● PROBLEM REQUIREMENTS
Repeat verbatim every line of the material, beginning at the line that holds "Read out every word on this page." and ending at its last line.

Data excerpts
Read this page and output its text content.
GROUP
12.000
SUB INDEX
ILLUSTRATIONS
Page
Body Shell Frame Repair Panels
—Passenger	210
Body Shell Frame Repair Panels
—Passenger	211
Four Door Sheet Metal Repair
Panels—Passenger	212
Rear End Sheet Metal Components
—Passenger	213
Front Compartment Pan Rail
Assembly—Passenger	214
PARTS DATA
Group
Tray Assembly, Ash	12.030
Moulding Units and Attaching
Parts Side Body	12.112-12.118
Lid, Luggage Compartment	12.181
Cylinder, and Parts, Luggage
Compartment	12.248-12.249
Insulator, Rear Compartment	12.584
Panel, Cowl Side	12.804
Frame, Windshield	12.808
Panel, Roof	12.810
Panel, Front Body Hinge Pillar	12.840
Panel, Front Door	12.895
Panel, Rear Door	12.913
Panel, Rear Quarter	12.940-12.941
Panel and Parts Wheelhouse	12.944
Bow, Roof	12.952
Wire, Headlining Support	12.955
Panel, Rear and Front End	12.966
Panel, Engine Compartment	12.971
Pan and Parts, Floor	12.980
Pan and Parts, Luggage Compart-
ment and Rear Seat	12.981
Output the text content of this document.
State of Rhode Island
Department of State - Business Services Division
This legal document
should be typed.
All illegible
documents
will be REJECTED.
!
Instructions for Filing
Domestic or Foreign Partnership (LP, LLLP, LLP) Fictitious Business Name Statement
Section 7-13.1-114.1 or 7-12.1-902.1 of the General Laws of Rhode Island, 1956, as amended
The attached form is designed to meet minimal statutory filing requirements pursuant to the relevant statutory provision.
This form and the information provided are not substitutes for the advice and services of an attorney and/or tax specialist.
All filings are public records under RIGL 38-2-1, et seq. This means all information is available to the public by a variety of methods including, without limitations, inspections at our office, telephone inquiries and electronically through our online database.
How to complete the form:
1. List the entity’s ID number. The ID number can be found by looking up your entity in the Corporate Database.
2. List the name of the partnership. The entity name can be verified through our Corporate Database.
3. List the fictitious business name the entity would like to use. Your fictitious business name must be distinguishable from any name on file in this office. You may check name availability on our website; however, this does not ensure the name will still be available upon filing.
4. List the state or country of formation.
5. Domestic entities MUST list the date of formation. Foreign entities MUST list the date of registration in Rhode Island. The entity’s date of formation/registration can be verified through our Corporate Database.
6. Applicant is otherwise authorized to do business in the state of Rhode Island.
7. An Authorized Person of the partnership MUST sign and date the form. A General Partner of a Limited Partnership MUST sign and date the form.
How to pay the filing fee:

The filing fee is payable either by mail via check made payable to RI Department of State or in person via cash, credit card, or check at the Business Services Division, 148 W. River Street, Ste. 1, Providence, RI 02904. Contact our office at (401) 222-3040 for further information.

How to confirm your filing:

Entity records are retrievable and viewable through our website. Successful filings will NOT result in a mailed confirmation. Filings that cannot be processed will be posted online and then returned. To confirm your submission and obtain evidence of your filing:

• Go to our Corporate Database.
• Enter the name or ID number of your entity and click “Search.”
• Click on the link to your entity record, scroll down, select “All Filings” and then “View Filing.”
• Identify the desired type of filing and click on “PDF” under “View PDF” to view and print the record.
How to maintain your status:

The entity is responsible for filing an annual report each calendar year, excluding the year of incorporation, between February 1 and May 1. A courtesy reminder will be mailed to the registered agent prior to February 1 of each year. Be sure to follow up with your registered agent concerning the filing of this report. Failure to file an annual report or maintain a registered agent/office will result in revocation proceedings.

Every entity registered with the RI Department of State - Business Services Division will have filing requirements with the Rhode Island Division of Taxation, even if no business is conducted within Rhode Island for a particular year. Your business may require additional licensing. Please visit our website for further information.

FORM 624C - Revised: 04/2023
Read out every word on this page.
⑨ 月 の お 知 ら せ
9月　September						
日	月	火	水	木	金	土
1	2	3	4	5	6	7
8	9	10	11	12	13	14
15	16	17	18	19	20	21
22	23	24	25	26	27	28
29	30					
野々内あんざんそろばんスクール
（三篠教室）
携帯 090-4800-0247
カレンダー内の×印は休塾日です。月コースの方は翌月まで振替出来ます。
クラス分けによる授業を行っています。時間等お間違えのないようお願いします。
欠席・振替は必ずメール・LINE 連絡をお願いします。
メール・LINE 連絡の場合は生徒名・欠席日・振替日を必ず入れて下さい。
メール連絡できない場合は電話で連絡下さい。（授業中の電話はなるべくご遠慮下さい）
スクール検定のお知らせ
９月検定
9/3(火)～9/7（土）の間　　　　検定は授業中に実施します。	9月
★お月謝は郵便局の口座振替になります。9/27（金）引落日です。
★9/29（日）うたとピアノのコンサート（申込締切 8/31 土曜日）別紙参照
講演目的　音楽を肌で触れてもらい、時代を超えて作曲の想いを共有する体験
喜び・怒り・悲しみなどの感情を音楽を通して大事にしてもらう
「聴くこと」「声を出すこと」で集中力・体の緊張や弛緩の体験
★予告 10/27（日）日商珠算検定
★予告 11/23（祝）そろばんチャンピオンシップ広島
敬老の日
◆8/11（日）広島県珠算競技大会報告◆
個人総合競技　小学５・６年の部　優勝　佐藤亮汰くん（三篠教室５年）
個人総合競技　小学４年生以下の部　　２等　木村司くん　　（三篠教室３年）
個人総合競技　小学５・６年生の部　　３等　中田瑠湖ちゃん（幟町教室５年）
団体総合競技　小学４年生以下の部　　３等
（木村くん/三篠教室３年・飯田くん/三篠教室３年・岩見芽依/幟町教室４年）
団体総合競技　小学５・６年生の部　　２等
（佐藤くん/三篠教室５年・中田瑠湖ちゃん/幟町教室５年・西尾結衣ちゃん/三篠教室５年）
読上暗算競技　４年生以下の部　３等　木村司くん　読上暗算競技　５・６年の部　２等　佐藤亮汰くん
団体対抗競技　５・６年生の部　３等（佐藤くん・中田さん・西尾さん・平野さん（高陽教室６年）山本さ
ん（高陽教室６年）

● SOLUTION TO THIS EXERCISE
Read out every word on this page.
⑨ 月 の お 知 ら せ
9月　September						
日	月	火	水	木	金	土
1	2	3	4	5	6	7
8	9	10	11	12	13	14
15	16	17	18	19	20	21
22	23	24	25	26	27	28
29	30					
野々内あんざんそろばんスクール
（三篠教室）
携帯 090-4800-0247
カレンダー内の×印は休塾日です。月コースの方は翌月まで振替出来ます。
クラス分けによる授業を行っています。時間等お間違えのないようお願いします。
欠席・振替は必ずメール・LINE 連絡をお願いします。
メール・LINE 連絡の場合は生徒名・欠席日・振替日を必ず入れて下さい。
メール連絡できない場合は電話で連絡下さい。（授業中の電話はなるべくご遠慮下さい）
スクール検定のお知らせ
９月検定
9/3(火)～9/7（土）の間　　　　検定は授業中に実施します。	9月
★お月謝は郵便局の口座振替になります。9/27（金）引落日です。
★9/29（日）うたとピアノのコンサート（申込締切 8/31 土曜日）別紙参照
講演目的　音楽を肌で触れてもらい、時代を超えて作曲の想いを共有する体験
喜び・怒り・悲しみなどの感情を音楽を通して大事にしてもらう
「聴くこと」「声を出すこと」で集中力・体の緊張や弛緩の体験
★予告 10/27（日）日商珠算検定
★予告 11/23（祝）そろばんチャンピオンシップ広島
敬老の日
◆8/11（日）広島県珠算競技大会報告◆
個人総合競技　小学５・６年の部　優勝　佐藤亮汰くん（三篠教室５年）
個人総合競技　小学４年生以下の部　　２等　木村司くん　　（三篠教室３年）
個人総合競技　小学５・６年生の部　　３等　中田瑠湖ちゃん（幟町教室５年）
団体総合競技　小学４年生以下の部　　３等
（木村くん/三篠教室３年・飯田くん/三篠教室３年・岩見芽依/幟町教室４年）
団体総合競技　小学５・６年生の部　　２等
（佐藤くん/三篠教室５年・中田瑠湖ちゃん/幟町教室５年・西尾結衣ちゃん/三篠教室５年）
読上暗算競技　４年生以下の部　３等　木村司くん　読上暗算競技　５・６年の部　２等　佐藤亮汰くん
団体対抗競技　５・６年生の部　３等（佐藤くん・中田さん・西尾さん・平野さん（高陽教室６年）山本さ
ん（高陽教室６年）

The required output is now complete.